Figure contents as structured data:
■ ■ ■
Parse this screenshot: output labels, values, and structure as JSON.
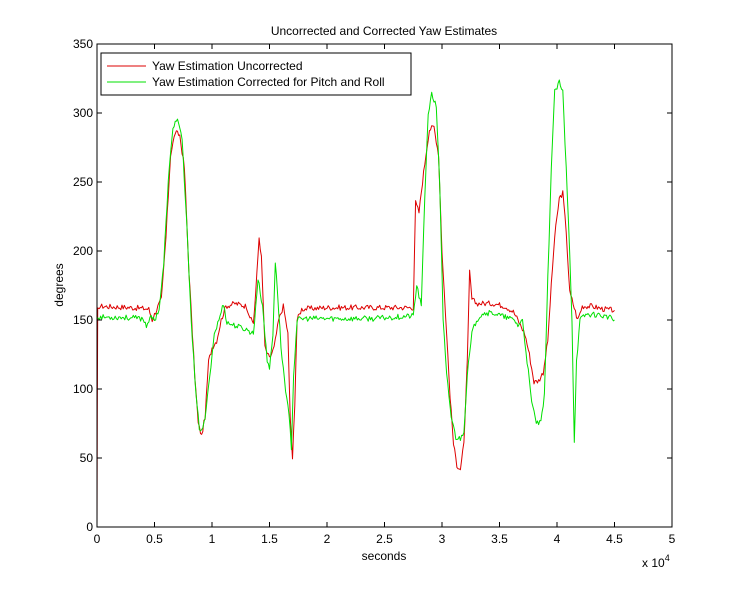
{
  "chart_data": {
    "type": "line",
    "title": "Uncorrected and Corrected Yaw Estimates",
    "xlabel": "seconds",
    "ylabel": "degrees",
    "x_exponent_label": "x 10",
    "x_exponent_power": "4",
    "xlim": [
      0,
      5
    ],
    "ylim": [
      0,
      350
    ],
    "xticks": [
      0,
      0.5,
      1,
      1.5,
      2,
      2.5,
      3,
      3.5,
      4,
      4.5,
      5
    ],
    "xtick_labels": [
      "0",
      "0.5",
      "1",
      "1.5",
      "2",
      "2.5",
      "3",
      "3.5",
      "4",
      "4.5",
      "5"
    ],
    "yticks": [
      0,
      50,
      100,
      150,
      200,
      250,
      300,
      350
    ],
    "ytick_labels": [
      "0",
      "50",
      "100",
      "150",
      "200",
      "250",
      "300",
      "350"
    ],
    "grid": false,
    "legend_position": "top-left",
    "series": [
      {
        "name": "Yaw Estimation Uncorrected",
        "color": "#dd0000",
        "points": [
          [
            0,
            0
          ],
          [
            0.003,
            80
          ],
          [
            0.006,
            157
          ],
          [
            0.02,
            160
          ],
          [
            0.3,
            159
          ],
          [
            0.45,
            158
          ],
          [
            0.48,
            150
          ],
          [
            0.52,
            158
          ],
          [
            0.56,
            165
          ],
          [
            0.6,
            210
          ],
          [
            0.64,
            270
          ],
          [
            0.68,
            286
          ],
          [
            0.72,
            284
          ],
          [
            0.76,
            260
          ],
          [
            0.8,
            185
          ],
          [
            0.85,
            110
          ],
          [
            0.88,
            75
          ],
          [
            0.91,
            66
          ],
          [
            0.94,
            80
          ],
          [
            0.97,
            120
          ],
          [
            1.0,
            130
          ],
          [
            1.04,
            135
          ],
          [
            1.08,
            150
          ],
          [
            1.12,
            160
          ],
          [
            1.2,
            162
          ],
          [
            1.3,
            160
          ],
          [
            1.34,
            150
          ],
          [
            1.36,
            148
          ],
          [
            1.38,
            170
          ],
          [
            1.41,
            210
          ],
          [
            1.43,
            195
          ],
          [
            1.46,
            130
          ],
          [
            1.5,
            122
          ],
          [
            1.54,
            130
          ],
          [
            1.58,
            150
          ],
          [
            1.62,
            160
          ],
          [
            1.66,
            140
          ],
          [
            1.68,
            80
          ],
          [
            1.7,
            48
          ],
          [
            1.72,
            90
          ],
          [
            1.74,
            150
          ],
          [
            1.78,
            158
          ],
          [
            2.0,
            159
          ],
          [
            2.5,
            159
          ],
          [
            2.75,
            159
          ],
          [
            2.77,
            235
          ],
          [
            2.8,
            228
          ],
          [
            2.83,
            250
          ],
          [
            2.86,
            270
          ],
          [
            2.89,
            288
          ],
          [
            2.93,
            290
          ],
          [
            2.97,
            270
          ],
          [
            3.0,
            200
          ],
          [
            3.04,
            140
          ],
          [
            3.07,
            95
          ],
          [
            3.1,
            60
          ],
          [
            3.13,
            45
          ],
          [
            3.16,
            42
          ],
          [
            3.19,
            60
          ],
          [
            3.22,
            120
          ],
          [
            3.24,
            185
          ],
          [
            3.26,
            165
          ],
          [
            3.3,
            162
          ],
          [
            3.45,
            162
          ],
          [
            3.55,
            160
          ],
          [
            3.62,
            156
          ],
          [
            3.66,
            150
          ],
          [
            3.72,
            140
          ],
          [
            3.76,
            125
          ],
          [
            3.8,
            105
          ],
          [
            3.84,
            106
          ],
          [
            3.88,
            112
          ],
          [
            3.92,
            135
          ],
          [
            3.95,
            175
          ],
          [
            3.98,
            210
          ],
          [
            4.02,
            238
          ],
          [
            4.05,
            242
          ],
          [
            4.08,
            215
          ],
          [
            4.11,
            170
          ],
          [
            4.14,
            162
          ],
          [
            4.18,
            150
          ],
          [
            4.22,
            160
          ],
          [
            4.3,
            160
          ],
          [
            4.4,
            158
          ],
          [
            4.5,
            157
          ]
        ]
      },
      {
        "name": "Yaw Estimation Corrected for Pitch and Roll",
        "color": "#00e000",
        "points": [
          [
            0,
            152
          ],
          [
            0.2,
            152
          ],
          [
            0.4,
            151
          ],
          [
            0.43,
            146
          ],
          [
            0.46,
            152
          ],
          [
            0.5,
            150
          ],
          [
            0.54,
            158
          ],
          [
            0.58,
            190
          ],
          [
            0.62,
            250
          ],
          [
            0.66,
            290
          ],
          [
            0.7,
            296
          ],
          [
            0.74,
            280
          ],
          [
            0.78,
            220
          ],
          [
            0.82,
            150
          ],
          [
            0.86,
            95
          ],
          [
            0.89,
            72
          ],
          [
            0.92,
            70
          ],
          [
            0.95,
            85
          ],
          [
            0.98,
            110
          ],
          [
            1.02,
            140
          ],
          [
            1.06,
            150
          ],
          [
            1.1,
            162
          ],
          [
            1.13,
            148
          ],
          [
            1.2,
            146
          ],
          [
            1.3,
            143
          ],
          [
            1.36,
            140
          ],
          [
            1.4,
            180
          ],
          [
            1.44,
            160
          ],
          [
            1.48,
            120
          ],
          [
            1.5,
            115
          ],
          [
            1.53,
            140
          ],
          [
            1.55,
            192
          ],
          [
            1.57,
            170
          ],
          [
            1.6,
            130
          ],
          [
            1.64,
            100
          ],
          [
            1.67,
            80
          ],
          [
            1.69,
            58
          ],
          [
            1.71,
            110
          ],
          [
            1.74,
            150
          ],
          [
            1.8,
            151
          ],
          [
            2.0,
            151
          ],
          [
            2.4,
            151
          ],
          [
            2.75,
            153
          ],
          [
            2.78,
            175
          ],
          [
            2.82,
            160
          ],
          [
            2.85,
            240
          ],
          [
            2.88,
            300
          ],
          [
            2.91,
            313
          ],
          [
            2.95,
            305
          ],
          [
            2.98,
            250
          ],
          [
            3.01,
            150
          ],
          [
            3.04,
            110
          ],
          [
            3.08,
            80
          ],
          [
            3.12,
            65
          ],
          [
            3.16,
            64
          ],
          [
            3.19,
            70
          ],
          [
            3.22,
            110
          ],
          [
            3.26,
            140
          ],
          [
            3.3,
            150
          ],
          [
            3.35,
            155
          ],
          [
            3.45,
            155
          ],
          [
            3.55,
            152
          ],
          [
            3.63,
            150
          ],
          [
            3.66,
            146
          ],
          [
            3.7,
            150
          ],
          [
            3.74,
            120
          ],
          [
            3.78,
            90
          ],
          [
            3.82,
            76
          ],
          [
            3.86,
            75
          ],
          [
            3.89,
            95
          ],
          [
            3.92,
            180
          ],
          [
            3.95,
            260
          ],
          [
            3.98,
            315
          ],
          [
            4.02,
            322
          ],
          [
            4.05,
            315
          ],
          [
            4.08,
            260
          ],
          [
            4.11,
            200
          ],
          [
            4.13,
            150
          ],
          [
            4.15,
            62
          ],
          [
            4.17,
            120
          ],
          [
            4.2,
            150
          ],
          [
            4.25,
            154
          ],
          [
            4.35,
            154
          ],
          [
            4.45,
            152
          ],
          [
            4.5,
            150
          ]
        ]
      }
    ]
  }
}
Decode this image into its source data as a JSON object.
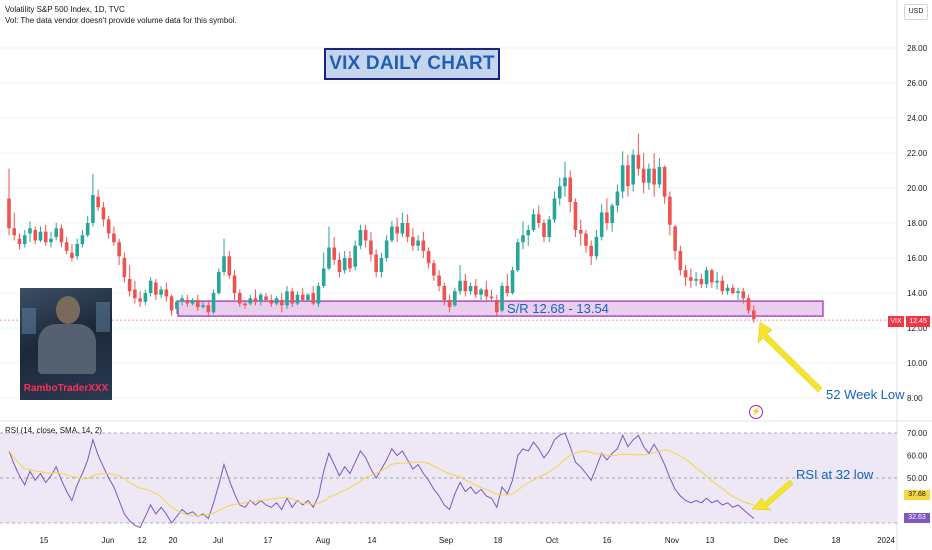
{
  "header": {
    "title": "Volatility S&P 500 Index, 1D, TVC",
    "vol_note": "Vol: The data vendor doesn't provide volume data for this symbol.",
    "currency_button": "USD"
  },
  "colors": {
    "up": "#26a69a",
    "down": "#ef5350",
    "sr_box_fill": "#e1bee7",
    "sr_box_stroke": "#9c27b0",
    "annotation_text": "#1565c0",
    "arrow": "#f5e52a",
    "rsi_line": "#7e57c2",
    "rsi_ma": "#f5d742",
    "rsi_band": "#ede7f6",
    "title_box_fill": "#c5d5ee",
    "title_box_stroke": "#1a237e",
    "title_box_text": "#1f5fb8",
    "last_price_bg": "#f23645"
  },
  "annotations": {
    "chart_title": "VIX DAILY CHART",
    "sr_label": "S/R 12.68 - 13.54",
    "low_label": "52 Week Low",
    "rsi_label": "RSI at 32 low",
    "avatar_name": "RamboTraderXXX",
    "lightning_icon": "lightning-icon"
  },
  "rsi_panel": {
    "label": "RSI (14, close, SMA, 14, 2)",
    "value_ma": "37.68",
    "value_rsi": "32.63"
  },
  "chart_data": {
    "type": "candlestick",
    "symbol": "VIX",
    "last_price": "12.45",
    "ylim": [
      7.5,
      30
    ],
    "y_ticks": [
      "28.00",
      "26.00",
      "24.00",
      "22.00",
      "20.00",
      "18.00",
      "16.00",
      "14.00",
      "12.00",
      "10.00",
      "8.00"
    ],
    "x_ticks": [
      "15",
      "Jun",
      "12",
      "20",
      "Jul",
      "17",
      "Aug",
      "14",
      "Sep",
      "18",
      "Oct",
      "16",
      "Nov",
      "13",
      "Dec",
      "18",
      "2024"
    ],
    "sr_zone": [
      12.68,
      13.54
    ],
    "candles": [
      [
        19.4,
        21.1,
        17.7,
        17.3
      ],
      [
        17.7,
        18.6,
        17.3,
        17.0
      ],
      [
        17.1,
        17.4,
        16.8,
        16.5
      ],
      [
        16.8,
        17.6,
        17.3,
        16.6
      ],
      [
        17.4,
        18.1,
        17.7,
        16.9
      ],
      [
        17.6,
        17.8,
        17.0,
        16.8
      ],
      [
        17.0,
        17.8,
        17.5,
        16.9
      ],
      [
        17.5,
        17.9,
        16.9,
        16.7
      ],
      [
        16.9,
        17.5,
        17.1,
        16.6
      ],
      [
        17.2,
        18.0,
        17.7,
        17.0
      ],
      [
        17.7,
        17.9,
        16.9,
        16.6
      ],
      [
        16.9,
        17.2,
        16.4,
        16.2
      ],
      [
        16.3,
        16.8,
        16.0,
        15.8
      ],
      [
        16.1,
        17.1,
        16.8,
        15.9
      ],
      [
        16.8,
        17.6,
        17.3,
        16.6
      ],
      [
        17.3,
        18.4,
        18.0,
        17.2
      ],
      [
        18.0,
        20.8,
        19.6,
        17.8
      ],
      [
        19.5,
        19.9,
        18.9,
        18.7
      ],
      [
        18.9,
        19.2,
        18.2,
        17.8
      ],
      [
        18.2,
        18.4,
        17.4,
        17.1
      ],
      [
        17.4,
        17.8,
        16.9,
        16.7
      ],
      [
        16.9,
        17.1,
        16.1,
        15.6
      ],
      [
        16.0,
        16.3,
        14.9,
        14.6
      ],
      [
        14.8,
        15.6,
        14.1,
        13.8
      ],
      [
        14.2,
        14.7,
        13.7,
        13.4
      ],
      [
        13.7,
        14.1,
        13.5,
        13.2
      ],
      [
        13.5,
        14.2,
        14.0,
        13.3
      ],
      [
        14.0,
        14.9,
        14.7,
        13.8
      ],
      [
        14.6,
        14.8,
        13.9,
        13.6
      ],
      [
        13.9,
        14.4,
        14.2,
        13.7
      ],
      [
        14.2,
        14.6,
        13.8,
        13.5
      ],
      [
        13.8,
        13.9,
        13.0,
        12.7
      ],
      [
        13.1,
        13.6,
        13.5,
        12.8
      ],
      [
        13.5,
        13.9,
        13.7,
        13.3
      ],
      [
        13.6,
        13.9,
        13.4,
        13.2
      ],
      [
        13.4,
        13.7,
        13.6,
        13.3
      ],
      [
        13.6,
        13.9,
        13.2,
        13.0
      ],
      [
        13.2,
        13.5,
        13.3,
        13.1
      ],
      [
        13.3,
        13.6,
        12.9,
        12.7
      ],
      [
        12.9,
        14.2,
        14.0,
        12.8
      ],
      [
        14.0,
        15.4,
        15.2,
        13.9
      ],
      [
        15.2,
        17.1,
        16.1,
        15.0
      ],
      [
        16.1,
        16.4,
        15.0,
        14.8
      ],
      [
        15.0,
        15.3,
        14.0,
        13.6
      ],
      [
        14.0,
        14.2,
        13.4,
        13.2
      ],
      [
        13.4,
        13.6,
        13.3,
        13.1
      ],
      [
        13.4,
        13.9,
        13.7,
        13.3
      ],
      [
        13.7,
        14.2,
        13.5,
        13.3
      ],
      [
        13.5,
        14.0,
        13.9,
        13.3
      ],
      [
        13.8,
        14.0,
        13.6,
        13.5
      ],
      [
        13.6,
        13.9,
        13.4,
        13.2
      ],
      [
        13.4,
        13.8,
        13.7,
        13.3
      ],
      [
        13.6,
        14.0,
        13.3,
        12.9
      ],
      [
        13.3,
        14.4,
        14.1,
        13.1
      ],
      [
        14.1,
        14.3,
        13.4,
        13.2
      ],
      [
        13.4,
        14.1,
        13.9,
        13.3
      ],
      [
        13.9,
        14.3,
        13.6,
        13.5
      ],
      [
        13.6,
        14.0,
        13.9,
        13.5
      ],
      [
        14.0,
        14.4,
        13.4,
        13.3
      ],
      [
        13.4,
        14.6,
        14.4,
        13.2
      ],
      [
        14.4,
        16.3,
        15.4,
        14.3
      ],
      [
        15.4,
        17.8,
        16.6,
        15.3
      ],
      [
        16.6,
        17.2,
        15.9,
        15.6
      ],
      [
        15.9,
        16.3,
        15.2,
        14.9
      ],
      [
        15.3,
        16.4,
        16.0,
        15.1
      ],
      [
        16.0,
        16.4,
        15.4,
        15.2
      ],
      [
        15.5,
        17.0,
        16.7,
        15.3
      ],
      [
        16.7,
        17.9,
        17.6,
        16.5
      ],
      [
        17.6,
        17.9,
        17.0,
        16.6
      ],
      [
        17.0,
        17.5,
        16.2,
        15.8
      ],
      [
        16.2,
        16.5,
        15.2,
        14.9
      ],
      [
        15.2,
        16.3,
        16.0,
        14.9
      ],
      [
        16.0,
        17.3,
        17.0,
        15.8
      ],
      [
        17.0,
        18.1,
        17.8,
        16.9
      ],
      [
        17.8,
        18.3,
        17.4,
        16.9
      ],
      [
        17.4,
        18.6,
        18.0,
        17.2
      ],
      [
        18.0,
        18.5,
        17.2,
        16.9
      ],
      [
        17.2,
        17.7,
        16.7,
        16.4
      ],
      [
        16.7,
        17.3,
        17.0,
        16.4
      ],
      [
        17.0,
        17.5,
        16.4,
        16.0
      ],
      [
        16.4,
        16.6,
        15.7,
        15.4
      ],
      [
        15.7,
        15.9,
        15.0,
        14.7
      ],
      [
        15.0,
        15.3,
        14.4,
        14.1
      ],
      [
        14.4,
        14.6,
        13.6,
        13.3
      ],
      [
        13.6,
        13.9,
        13.2,
        12.9
      ],
      [
        13.3,
        14.3,
        14.1,
        13.2
      ],
      [
        14.1,
        15.6,
        14.7,
        13.9
      ],
      [
        14.7,
        15.1,
        14.1,
        13.8
      ],
      [
        14.1,
        14.6,
        14.4,
        13.9
      ],
      [
        14.4,
        14.8,
        13.9,
        13.7
      ],
      [
        13.9,
        14.3,
        14.2,
        13.6
      ],
      [
        14.2,
        14.7,
        13.8,
        13.6
      ],
      [
        13.8,
        14.2,
        13.7,
        13.5
      ],
      [
        13.6,
        13.9,
        12.9,
        12.7
      ],
      [
        13.0,
        14.6,
        14.4,
        12.9
      ],
      [
        14.4,
        15.1,
        14.0,
        13.8
      ],
      [
        14.0,
        15.5,
        15.3,
        13.9
      ],
      [
        15.3,
        17.1,
        16.9,
        15.2
      ],
      [
        16.9,
        18.1,
        17.3,
        16.5
      ],
      [
        17.3,
        17.9,
        17.6,
        16.7
      ],
      [
        17.6,
        18.8,
        18.5,
        17.5
      ],
      [
        18.5,
        19.0,
        18.0,
        17.7
      ],
      [
        18.0,
        18.2,
        17.2,
        16.9
      ],
      [
        17.2,
        18.4,
        18.2,
        16.9
      ],
      [
        18.2,
        19.8,
        19.4,
        18.0
      ],
      [
        19.4,
        20.6,
        20.1,
        19.0
      ],
      [
        20.1,
        21.5,
        20.6,
        19.5
      ],
      [
        20.6,
        21.0,
        19.2,
        18.6
      ],
      [
        19.2,
        19.4,
        17.6,
        17.2
      ],
      [
        17.6,
        18.2,
        17.4,
        16.7
      ],
      [
        17.4,
        17.6,
        16.7,
        16.3
      ],
      [
        16.7,
        17.0,
        16.1,
        15.6
      ],
      [
        16.1,
        17.6,
        17.2,
        15.9
      ],
      [
        17.2,
        19.1,
        18.6,
        17.0
      ],
      [
        18.6,
        19.4,
        18.0,
        17.6
      ],
      [
        18.0,
        19.1,
        19.0,
        17.5
      ],
      [
        19.0,
        20.2,
        19.8,
        18.6
      ],
      [
        19.8,
        22.1,
        21.3,
        19.4
      ],
      [
        21.3,
        21.9,
        20.1,
        19.5
      ],
      [
        20.2,
        22.2,
        21.9,
        19.8
      ],
      [
        21.9,
        23.1,
        21.1,
        20.7
      ],
      [
        21.1,
        22.0,
        20.3,
        19.7
      ],
      [
        20.3,
        21.4,
        21.1,
        19.9
      ],
      [
        21.1,
        22.0,
        20.2,
        19.5
      ],
      [
        20.2,
        21.7,
        21.2,
        20.0
      ],
      [
        21.2,
        21.3,
        19.5,
        19.1
      ],
      [
        19.5,
        19.8,
        17.9,
        17.3
      ],
      [
        17.8,
        17.9,
        16.4,
        15.9
      ],
      [
        16.4,
        16.7,
        15.3,
        15.0
      ],
      [
        15.3,
        15.6,
        14.9,
        14.4
      ],
      [
        14.9,
        15.4,
        14.7,
        14.3
      ],
      [
        14.7,
        15.2,
        14.8,
        14.4
      ],
      [
        14.8,
        15.1,
        14.5,
        14.3
      ],
      [
        14.5,
        15.5,
        15.3,
        14.3
      ],
      [
        15.3,
        15.4,
        14.6,
        14.3
      ],
      [
        14.6,
        15.2,
        14.7,
        14.2
      ],
      [
        14.7,
        15.0,
        14.1,
        13.9
      ],
      [
        14.1,
        14.5,
        14.3,
        13.9
      ],
      [
        14.3,
        14.5,
        14.0,
        13.9
      ],
      [
        14.0,
        14.3,
        14.1,
        13.6
      ],
      [
        14.1,
        14.3,
        13.7,
        13.4
      ],
      [
        13.7,
        13.9,
        13.0,
        12.8
      ],
      [
        13.0,
        13.3,
        12.5,
        12.3
      ]
    ],
    "rsi": [
      62,
      56,
      51,
      47,
      53,
      49,
      52,
      48,
      51,
      55,
      49,
      44,
      40,
      47,
      52,
      58,
      67,
      60,
      55,
      50,
      46,
      40,
      34,
      31,
      29,
      28,
      33,
      38,
      34,
      37,
      34,
      30,
      33,
      36,
      34,
      35,
      33,
      34,
      32,
      39,
      47,
      56,
      49,
      43,
      38,
      37,
      40,
      38,
      40,
      38,
      37,
      39,
      36,
      41,
      37,
      40,
      38,
      40,
      37,
      42,
      53,
      61,
      56,
      51,
      55,
      52,
      57,
      62,
      59,
      54,
      50,
      54,
      58,
      63,
      60,
      62,
      58,
      54,
      56,
      52,
      49,
      45,
      42,
      38,
      36,
      43,
      48,
      44,
      46,
      43,
      45,
      42,
      41,
      37,
      46,
      43,
      49,
      60,
      63,
      62,
      66,
      63,
      59,
      62,
      67,
      69,
      70,
      64,
      57,
      55,
      52,
      49,
      55,
      61,
      58,
      61,
      63,
      69,
      64,
      67,
      69,
      64,
      61,
      65,
      61,
      56,
      50,
      45,
      42,
      40,
      39,
      40,
      39,
      41,
      39,
      40,
      38,
      39,
      37,
      38,
      36,
      34,
      32
    ],
    "rsi_ylim": [
      30,
      70
    ],
    "rsi_ticks": [
      "70.00",
      "60.00",
      "50.00"
    ],
    "rsi_bands": [
      70,
      50,
      30
    ]
  }
}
■ ■ ■
Search the lines for the string "symbol" and copy every line that has it.

    "vol_note": "Vol: The data vendor doesn't provide volume data for this symbol.",
    "symbol": "VIX",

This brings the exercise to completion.